[start Records for this exercise]
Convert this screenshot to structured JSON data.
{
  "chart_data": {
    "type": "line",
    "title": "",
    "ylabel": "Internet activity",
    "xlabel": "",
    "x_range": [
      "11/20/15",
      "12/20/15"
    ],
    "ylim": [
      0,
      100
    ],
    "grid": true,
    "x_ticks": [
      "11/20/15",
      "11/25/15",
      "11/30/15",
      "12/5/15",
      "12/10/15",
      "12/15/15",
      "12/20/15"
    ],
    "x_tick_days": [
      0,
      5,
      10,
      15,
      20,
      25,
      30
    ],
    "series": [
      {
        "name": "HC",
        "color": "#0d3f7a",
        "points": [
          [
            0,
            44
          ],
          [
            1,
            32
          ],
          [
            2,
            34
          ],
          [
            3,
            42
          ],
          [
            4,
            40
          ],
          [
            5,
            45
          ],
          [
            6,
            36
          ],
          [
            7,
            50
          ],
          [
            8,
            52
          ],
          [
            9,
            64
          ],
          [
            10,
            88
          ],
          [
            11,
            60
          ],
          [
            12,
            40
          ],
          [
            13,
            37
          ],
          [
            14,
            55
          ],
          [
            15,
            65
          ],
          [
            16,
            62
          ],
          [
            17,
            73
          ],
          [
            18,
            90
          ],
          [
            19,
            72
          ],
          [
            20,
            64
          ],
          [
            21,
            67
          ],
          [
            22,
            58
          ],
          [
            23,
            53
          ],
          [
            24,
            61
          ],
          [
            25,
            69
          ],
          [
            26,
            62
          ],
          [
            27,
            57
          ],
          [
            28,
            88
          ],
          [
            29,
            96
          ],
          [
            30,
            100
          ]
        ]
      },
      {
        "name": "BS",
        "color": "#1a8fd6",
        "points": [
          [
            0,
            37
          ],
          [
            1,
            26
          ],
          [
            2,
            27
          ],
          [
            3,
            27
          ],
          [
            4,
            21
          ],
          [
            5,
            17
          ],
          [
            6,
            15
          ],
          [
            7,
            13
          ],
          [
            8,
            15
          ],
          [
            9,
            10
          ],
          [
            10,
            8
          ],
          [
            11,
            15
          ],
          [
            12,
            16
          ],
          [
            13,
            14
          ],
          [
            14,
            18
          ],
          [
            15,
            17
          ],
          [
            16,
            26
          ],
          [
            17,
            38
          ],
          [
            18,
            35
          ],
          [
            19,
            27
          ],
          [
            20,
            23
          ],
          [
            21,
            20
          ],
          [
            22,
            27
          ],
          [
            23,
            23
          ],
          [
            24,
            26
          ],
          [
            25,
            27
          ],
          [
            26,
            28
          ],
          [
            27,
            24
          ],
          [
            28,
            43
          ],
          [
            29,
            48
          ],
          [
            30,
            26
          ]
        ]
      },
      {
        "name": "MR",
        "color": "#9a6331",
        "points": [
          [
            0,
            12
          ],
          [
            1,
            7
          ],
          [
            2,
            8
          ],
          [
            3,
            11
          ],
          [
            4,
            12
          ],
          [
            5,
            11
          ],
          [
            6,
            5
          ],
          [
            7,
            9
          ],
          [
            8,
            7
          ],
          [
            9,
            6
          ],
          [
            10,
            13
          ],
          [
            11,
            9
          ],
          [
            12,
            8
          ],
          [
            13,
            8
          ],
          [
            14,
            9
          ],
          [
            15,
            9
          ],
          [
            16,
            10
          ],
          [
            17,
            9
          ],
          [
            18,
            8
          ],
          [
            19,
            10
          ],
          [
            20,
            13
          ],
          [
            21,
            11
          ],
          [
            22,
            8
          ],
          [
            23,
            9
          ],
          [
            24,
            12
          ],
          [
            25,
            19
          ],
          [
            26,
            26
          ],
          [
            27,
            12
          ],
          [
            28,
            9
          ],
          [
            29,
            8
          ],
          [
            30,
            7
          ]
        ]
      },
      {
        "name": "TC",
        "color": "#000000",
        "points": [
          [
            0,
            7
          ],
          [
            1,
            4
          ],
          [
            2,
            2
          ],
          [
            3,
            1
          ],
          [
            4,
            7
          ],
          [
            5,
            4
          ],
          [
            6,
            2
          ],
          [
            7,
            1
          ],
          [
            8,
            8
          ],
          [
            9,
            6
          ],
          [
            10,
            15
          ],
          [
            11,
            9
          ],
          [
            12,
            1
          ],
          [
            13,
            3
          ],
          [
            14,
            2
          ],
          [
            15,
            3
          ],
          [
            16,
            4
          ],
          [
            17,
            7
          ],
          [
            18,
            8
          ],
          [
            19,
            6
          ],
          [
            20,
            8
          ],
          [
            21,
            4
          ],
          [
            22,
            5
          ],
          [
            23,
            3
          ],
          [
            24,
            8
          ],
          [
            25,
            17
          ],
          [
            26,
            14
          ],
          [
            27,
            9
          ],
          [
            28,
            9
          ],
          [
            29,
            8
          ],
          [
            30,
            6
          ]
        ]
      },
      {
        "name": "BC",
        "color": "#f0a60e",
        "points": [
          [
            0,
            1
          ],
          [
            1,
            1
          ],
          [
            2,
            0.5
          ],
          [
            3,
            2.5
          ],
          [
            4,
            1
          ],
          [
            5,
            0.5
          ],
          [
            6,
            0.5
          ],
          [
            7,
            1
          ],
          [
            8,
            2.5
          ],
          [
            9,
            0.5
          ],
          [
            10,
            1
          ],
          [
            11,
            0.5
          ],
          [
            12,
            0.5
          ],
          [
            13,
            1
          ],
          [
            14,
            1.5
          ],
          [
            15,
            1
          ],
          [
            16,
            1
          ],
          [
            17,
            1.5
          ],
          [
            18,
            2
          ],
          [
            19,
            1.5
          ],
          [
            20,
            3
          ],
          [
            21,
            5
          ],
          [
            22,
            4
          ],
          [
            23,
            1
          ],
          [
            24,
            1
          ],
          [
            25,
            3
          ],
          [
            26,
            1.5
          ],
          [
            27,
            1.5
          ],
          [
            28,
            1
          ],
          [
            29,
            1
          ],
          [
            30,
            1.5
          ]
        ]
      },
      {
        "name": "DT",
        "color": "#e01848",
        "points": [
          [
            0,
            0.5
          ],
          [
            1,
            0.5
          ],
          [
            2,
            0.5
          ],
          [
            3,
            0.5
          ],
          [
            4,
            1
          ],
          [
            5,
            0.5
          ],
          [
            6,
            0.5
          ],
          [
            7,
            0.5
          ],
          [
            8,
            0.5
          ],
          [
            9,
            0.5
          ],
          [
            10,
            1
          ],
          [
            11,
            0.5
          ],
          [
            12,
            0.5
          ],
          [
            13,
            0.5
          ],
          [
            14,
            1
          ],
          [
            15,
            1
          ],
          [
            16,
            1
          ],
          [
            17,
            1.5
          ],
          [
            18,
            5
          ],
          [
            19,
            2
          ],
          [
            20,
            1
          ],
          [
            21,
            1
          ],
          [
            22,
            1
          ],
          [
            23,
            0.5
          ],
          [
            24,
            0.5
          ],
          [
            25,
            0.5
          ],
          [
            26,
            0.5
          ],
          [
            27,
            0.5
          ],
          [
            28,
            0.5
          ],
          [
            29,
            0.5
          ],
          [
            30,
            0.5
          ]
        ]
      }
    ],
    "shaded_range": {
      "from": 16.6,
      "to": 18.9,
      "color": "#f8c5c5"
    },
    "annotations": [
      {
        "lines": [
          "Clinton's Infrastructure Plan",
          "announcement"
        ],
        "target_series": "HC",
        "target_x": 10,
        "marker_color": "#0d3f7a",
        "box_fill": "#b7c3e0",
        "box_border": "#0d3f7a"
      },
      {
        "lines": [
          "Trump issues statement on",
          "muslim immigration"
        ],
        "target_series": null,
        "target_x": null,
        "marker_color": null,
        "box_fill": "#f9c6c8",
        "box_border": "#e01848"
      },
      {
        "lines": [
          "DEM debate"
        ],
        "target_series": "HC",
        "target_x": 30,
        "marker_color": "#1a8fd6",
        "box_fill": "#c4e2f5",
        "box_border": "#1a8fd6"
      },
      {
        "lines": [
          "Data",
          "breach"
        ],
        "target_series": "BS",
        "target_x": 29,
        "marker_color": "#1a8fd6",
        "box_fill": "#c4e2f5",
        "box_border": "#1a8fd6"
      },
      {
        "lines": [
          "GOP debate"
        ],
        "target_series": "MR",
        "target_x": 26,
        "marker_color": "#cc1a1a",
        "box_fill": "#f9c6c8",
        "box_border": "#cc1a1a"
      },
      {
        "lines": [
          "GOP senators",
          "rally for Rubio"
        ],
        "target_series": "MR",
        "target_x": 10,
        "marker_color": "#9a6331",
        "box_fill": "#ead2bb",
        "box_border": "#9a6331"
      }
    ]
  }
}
[end Records for this exercise]
- _What to produce_
Scan the data above; copy every line where "name" appears.

- _Solution to the problem_
        "name": "HC",
        "name": "BS",
        "name": "MR",
        "name": "TC",
        "name": "BC",
        "name": "DT",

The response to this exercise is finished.